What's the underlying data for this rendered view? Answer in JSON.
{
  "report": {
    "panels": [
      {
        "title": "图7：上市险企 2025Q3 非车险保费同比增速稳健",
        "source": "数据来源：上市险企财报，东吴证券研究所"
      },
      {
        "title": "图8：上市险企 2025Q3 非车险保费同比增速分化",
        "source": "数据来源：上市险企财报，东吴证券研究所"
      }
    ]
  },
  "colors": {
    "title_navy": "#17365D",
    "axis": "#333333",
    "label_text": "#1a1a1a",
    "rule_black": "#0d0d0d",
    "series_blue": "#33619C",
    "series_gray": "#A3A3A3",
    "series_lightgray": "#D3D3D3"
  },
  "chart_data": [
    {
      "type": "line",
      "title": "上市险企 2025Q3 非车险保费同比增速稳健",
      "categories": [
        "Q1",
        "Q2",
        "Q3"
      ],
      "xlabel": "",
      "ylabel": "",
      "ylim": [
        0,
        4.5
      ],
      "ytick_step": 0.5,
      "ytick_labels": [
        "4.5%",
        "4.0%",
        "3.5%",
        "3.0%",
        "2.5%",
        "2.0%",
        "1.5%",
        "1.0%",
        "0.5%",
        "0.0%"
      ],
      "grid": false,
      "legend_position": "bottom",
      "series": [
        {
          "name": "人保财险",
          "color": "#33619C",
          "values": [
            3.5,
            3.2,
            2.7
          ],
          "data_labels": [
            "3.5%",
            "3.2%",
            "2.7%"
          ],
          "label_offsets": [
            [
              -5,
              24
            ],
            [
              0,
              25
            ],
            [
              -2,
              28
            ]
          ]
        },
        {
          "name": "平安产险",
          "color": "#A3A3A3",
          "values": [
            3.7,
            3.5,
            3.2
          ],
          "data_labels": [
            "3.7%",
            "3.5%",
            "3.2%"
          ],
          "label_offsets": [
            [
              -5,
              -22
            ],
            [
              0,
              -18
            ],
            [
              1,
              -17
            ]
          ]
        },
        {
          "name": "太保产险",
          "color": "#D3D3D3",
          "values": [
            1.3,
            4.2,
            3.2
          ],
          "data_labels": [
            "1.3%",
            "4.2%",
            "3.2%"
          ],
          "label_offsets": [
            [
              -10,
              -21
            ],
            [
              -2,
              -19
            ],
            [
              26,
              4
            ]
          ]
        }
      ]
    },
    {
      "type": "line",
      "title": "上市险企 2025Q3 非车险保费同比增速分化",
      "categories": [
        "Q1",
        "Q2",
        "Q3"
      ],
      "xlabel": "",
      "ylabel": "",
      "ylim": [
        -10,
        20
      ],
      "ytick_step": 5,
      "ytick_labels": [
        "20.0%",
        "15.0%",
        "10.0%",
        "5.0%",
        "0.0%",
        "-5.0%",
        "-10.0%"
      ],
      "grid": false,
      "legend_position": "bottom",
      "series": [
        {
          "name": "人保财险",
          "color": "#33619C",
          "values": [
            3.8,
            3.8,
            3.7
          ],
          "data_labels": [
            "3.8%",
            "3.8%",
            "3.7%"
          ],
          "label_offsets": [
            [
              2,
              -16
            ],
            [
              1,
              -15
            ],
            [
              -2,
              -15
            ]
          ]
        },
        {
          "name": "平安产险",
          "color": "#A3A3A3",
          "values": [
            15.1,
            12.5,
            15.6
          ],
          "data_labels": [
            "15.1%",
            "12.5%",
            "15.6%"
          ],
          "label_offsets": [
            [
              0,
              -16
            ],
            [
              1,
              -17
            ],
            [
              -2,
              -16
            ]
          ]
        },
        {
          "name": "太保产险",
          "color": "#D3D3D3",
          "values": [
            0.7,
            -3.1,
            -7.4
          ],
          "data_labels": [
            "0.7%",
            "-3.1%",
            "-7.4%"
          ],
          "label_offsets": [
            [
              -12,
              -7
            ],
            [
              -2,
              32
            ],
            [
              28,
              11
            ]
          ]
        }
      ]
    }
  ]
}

• _Work to do_
Print out the whole listing exactly as it appears.

• _Task output_
What's the underlying data for this rendered view? Answer in JSON.
{
  "report": {
    "panels": [
      {
        "title": "图7：上市险企 2025Q3 非车险保费同比增速稳健",
        "source": "数据来源：上市险企财报，东吴证券研究所"
      },
      {
        "title": "图8：上市险企 2025Q3 非车险保费同比增速分化",
        "source": "数据来源：上市险企财报，东吴证券研究所"
      }
    ]
  },
  "colors": {
    "title_navy": "#17365D",
    "axis": "#333333",
    "label_text": "#1a1a1a",
    "rule_black": "#0d0d0d",
    "series_blue": "#33619C",
    "series_gray": "#A3A3A3",
    "series_lightgray": "#D3D3D3"
  },
  "chart_data": [
    {
      "type": "line",
      "title": "上市险企 2025Q3 非车险保费同比增速稳健",
      "categories": [
        "Q1",
        "Q2",
        "Q3"
      ],
      "xlabel": "",
      "ylabel": "",
      "ylim": [
        0,
        4.5
      ],
      "ytick_step": 0.5,
      "ytick_labels": [
        "4.5%",
        "4.0%",
        "3.5%",
        "3.0%",
        "2.5%",
        "2.0%",
        "1.5%",
        "1.0%",
        "0.5%",
        "0.0%"
      ],
      "grid": false,
      "legend_position": "bottom",
      "series": [
        {
          "name": "人保财险",
          "color": "#33619C",
          "values": [
            3.5,
            3.2,
            2.7
          ],
          "data_labels": [
            "3.5%",
            "3.2%",
            "2.7%"
          ],
          "label_offsets": [
            [
              -5,
              24
            ],
            [
              0,
              25
            ],
            [
              -2,
              28
            ]
          ]
        },
        {
          "name": "平安产险",
          "color": "#A3A3A3",
          "values": [
            3.7,
            3.5,
            3.2
          ],
          "data_labels": [
            "3.7%",
            "3.5%",
            "3.2%"
          ],
          "label_offsets": [
            [
              -5,
              -22
            ],
            [
              0,
              -18
            ],
            [
              1,
              -17
            ]
          ]
        },
        {
          "name": "太保产险",
          "color": "#D3D3D3",
          "values": [
            1.3,
            4.2,
            3.2
          ],
          "data_labels": [
            "1.3%",
            "4.2%",
            "3.2%"
          ],
          "label_offsets": [
            [
              -10,
              -21
            ],
            [
              -2,
              -19
            ],
            [
              26,
              4
            ]
          ]
        }
      ]
    },
    {
      "type": "line",
      "title": "上市险企 2025Q3 非车险保费同比增速分化",
      "categories": [
        "Q1",
        "Q2",
        "Q3"
      ],
      "xlabel": "",
      "ylabel": "",
      "ylim": [
        -10,
        20
      ],
      "ytick_step": 5,
      "ytick_labels": [
        "20.0%",
        "15.0%",
        "10.0%",
        "5.0%",
        "0.0%",
        "-5.0%",
        "-10.0%"
      ],
      "grid": false,
      "legend_position": "bottom",
      "series": [
        {
          "name": "人保财险",
          "color": "#33619C",
          "values": [
            3.8,
            3.8,
            3.7
          ],
          "data_labels": [
            "3.8%",
            "3.8%",
            "3.7%"
          ],
          "label_offsets": [
            [
              2,
              -16
            ],
            [
              1,
              -15
            ],
            [
              -2,
              -15
            ]
          ]
        },
        {
          "name": "平安产险",
          "color": "#A3A3A3",
          "values": [
            15.1,
            12.5,
            15.6
          ],
          "data_labels": [
            "15.1%",
            "12.5%",
            "15.6%"
          ],
          "label_offsets": [
            [
              0,
              -16
            ],
            [
              1,
              -17
            ],
            [
              -2,
              -16
            ]
          ]
        },
        {
          "name": "太保产险",
          "color": "#D3D3D3",
          "values": [
            0.7,
            -3.1,
            -7.4
          ],
          "data_labels": [
            "0.7%",
            "-3.1%",
            "-7.4%"
          ],
          "label_offsets": [
            [
              -12,
              -7
            ],
            [
              -2,
              32
            ],
            [
              28,
              11
            ]
          ]
        }
      ]
    }
  ]
}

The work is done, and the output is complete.